◆ **Task goal**
Copy out each line below that has the word "إبراهيم" in it.

(Records from a data collection)

+===+

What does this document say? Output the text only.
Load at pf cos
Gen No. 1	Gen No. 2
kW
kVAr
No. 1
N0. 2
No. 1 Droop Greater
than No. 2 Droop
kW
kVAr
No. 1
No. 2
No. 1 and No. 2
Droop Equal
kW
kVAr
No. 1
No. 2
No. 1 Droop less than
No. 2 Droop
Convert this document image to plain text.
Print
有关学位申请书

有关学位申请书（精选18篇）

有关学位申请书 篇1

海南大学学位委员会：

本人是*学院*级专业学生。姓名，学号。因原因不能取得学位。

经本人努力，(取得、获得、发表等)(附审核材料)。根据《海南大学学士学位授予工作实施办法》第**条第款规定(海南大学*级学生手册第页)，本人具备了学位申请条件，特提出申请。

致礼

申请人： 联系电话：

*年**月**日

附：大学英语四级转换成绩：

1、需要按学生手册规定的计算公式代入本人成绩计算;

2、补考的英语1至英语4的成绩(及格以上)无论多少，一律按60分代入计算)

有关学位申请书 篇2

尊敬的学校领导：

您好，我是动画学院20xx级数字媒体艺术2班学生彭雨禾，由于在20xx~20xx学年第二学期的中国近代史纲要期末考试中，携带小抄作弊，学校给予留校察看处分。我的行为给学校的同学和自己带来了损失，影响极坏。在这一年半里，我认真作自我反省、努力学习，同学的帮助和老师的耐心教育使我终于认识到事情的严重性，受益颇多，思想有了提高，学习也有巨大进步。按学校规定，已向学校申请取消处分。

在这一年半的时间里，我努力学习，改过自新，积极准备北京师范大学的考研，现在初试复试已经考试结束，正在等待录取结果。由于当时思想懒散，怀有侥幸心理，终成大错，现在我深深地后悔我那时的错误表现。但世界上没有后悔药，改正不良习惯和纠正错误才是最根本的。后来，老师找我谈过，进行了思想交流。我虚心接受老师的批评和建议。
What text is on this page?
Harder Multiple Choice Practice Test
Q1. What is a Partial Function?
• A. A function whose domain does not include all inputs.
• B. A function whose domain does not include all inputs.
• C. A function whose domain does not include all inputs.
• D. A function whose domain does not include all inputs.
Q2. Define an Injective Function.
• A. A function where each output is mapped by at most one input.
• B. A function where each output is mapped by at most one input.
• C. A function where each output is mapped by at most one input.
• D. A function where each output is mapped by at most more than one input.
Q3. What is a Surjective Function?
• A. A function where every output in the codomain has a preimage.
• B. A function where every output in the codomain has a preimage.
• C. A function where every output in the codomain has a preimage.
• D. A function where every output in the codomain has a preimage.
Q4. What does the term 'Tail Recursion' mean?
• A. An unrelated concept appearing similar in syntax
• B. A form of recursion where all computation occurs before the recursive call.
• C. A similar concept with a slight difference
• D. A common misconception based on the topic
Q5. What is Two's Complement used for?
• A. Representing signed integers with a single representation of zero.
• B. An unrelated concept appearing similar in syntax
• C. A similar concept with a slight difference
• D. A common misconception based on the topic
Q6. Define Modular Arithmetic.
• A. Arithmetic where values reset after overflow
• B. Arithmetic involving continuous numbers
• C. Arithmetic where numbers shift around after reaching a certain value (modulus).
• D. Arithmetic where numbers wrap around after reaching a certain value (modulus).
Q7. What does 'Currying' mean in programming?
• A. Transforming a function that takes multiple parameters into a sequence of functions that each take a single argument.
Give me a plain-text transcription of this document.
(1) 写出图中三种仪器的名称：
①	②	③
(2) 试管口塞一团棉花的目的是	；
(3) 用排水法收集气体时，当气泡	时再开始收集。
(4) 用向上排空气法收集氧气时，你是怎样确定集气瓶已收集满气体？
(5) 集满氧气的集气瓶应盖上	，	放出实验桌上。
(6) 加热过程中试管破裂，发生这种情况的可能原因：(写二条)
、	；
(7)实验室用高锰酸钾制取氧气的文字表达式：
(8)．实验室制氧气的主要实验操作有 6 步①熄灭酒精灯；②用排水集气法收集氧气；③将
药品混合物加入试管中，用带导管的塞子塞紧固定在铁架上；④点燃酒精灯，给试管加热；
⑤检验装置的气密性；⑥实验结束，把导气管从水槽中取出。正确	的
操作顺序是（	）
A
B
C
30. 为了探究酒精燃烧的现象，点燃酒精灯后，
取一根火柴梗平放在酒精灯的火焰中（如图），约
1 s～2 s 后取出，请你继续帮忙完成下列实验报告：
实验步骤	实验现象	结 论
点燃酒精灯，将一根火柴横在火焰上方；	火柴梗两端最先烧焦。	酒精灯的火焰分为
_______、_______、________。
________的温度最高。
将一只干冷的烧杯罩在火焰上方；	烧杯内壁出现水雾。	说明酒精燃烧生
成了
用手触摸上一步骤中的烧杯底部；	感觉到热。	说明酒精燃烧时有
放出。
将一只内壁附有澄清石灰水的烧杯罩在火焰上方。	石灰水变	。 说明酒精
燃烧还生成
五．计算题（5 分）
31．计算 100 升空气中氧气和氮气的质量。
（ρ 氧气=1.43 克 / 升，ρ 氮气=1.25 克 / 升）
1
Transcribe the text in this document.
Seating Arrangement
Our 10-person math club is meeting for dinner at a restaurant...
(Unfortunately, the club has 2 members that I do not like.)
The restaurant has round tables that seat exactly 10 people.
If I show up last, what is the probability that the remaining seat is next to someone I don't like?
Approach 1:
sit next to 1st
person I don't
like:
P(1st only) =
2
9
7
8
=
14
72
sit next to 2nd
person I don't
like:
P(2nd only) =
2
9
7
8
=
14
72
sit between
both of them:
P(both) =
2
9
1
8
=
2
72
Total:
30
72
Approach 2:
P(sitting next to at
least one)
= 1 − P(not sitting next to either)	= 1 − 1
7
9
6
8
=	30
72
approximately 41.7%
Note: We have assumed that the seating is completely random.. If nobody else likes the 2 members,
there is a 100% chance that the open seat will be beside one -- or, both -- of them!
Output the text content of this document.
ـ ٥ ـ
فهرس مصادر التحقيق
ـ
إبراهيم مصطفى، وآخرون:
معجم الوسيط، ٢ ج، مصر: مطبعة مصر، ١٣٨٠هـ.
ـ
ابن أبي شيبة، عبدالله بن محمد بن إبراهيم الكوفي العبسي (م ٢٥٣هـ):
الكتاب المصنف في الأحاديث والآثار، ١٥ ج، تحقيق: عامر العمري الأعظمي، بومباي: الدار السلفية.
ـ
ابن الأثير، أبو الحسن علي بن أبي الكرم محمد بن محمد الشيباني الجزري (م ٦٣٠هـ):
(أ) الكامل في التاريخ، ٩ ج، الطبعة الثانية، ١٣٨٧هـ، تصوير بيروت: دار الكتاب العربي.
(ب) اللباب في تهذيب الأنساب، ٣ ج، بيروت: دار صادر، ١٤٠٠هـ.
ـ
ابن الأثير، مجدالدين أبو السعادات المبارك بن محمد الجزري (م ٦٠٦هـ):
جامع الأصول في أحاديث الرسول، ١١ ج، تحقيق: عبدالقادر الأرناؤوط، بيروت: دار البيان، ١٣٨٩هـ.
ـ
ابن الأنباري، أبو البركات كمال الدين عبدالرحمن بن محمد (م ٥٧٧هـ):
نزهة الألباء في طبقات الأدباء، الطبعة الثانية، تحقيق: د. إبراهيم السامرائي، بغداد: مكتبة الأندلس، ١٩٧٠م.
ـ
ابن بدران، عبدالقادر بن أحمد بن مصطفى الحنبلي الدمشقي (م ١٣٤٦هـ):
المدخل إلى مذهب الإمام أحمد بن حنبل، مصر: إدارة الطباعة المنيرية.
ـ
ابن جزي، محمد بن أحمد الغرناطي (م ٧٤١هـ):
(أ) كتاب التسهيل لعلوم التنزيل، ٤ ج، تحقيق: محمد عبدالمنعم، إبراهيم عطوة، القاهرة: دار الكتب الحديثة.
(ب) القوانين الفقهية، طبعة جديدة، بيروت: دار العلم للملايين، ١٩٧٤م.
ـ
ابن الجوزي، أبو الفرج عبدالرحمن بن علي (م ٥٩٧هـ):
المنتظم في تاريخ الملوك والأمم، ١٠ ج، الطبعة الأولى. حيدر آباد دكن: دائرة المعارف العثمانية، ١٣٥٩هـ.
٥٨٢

+===+

◆ **Reply**
إبراهيم مصطفى، وآخرون:
ابن أبي شيبة، عبدالله بن محمد بن إبراهيم الكوفي العبسي (م ٢٥٣هـ):
نزهة الألباء في طبقات الأدباء، الطبعة الثانية، تحقيق: د. إبراهيم السامرائي، بغداد: مكتبة الأندلس، ١٩٧٠م.
(أ) كتاب التسهيل لعلوم التنزيل، ٤ ج، تحقيق: محمد عبدالمنعم، إبراهيم عطوة، القاهرة: دار الكتب الحديثة.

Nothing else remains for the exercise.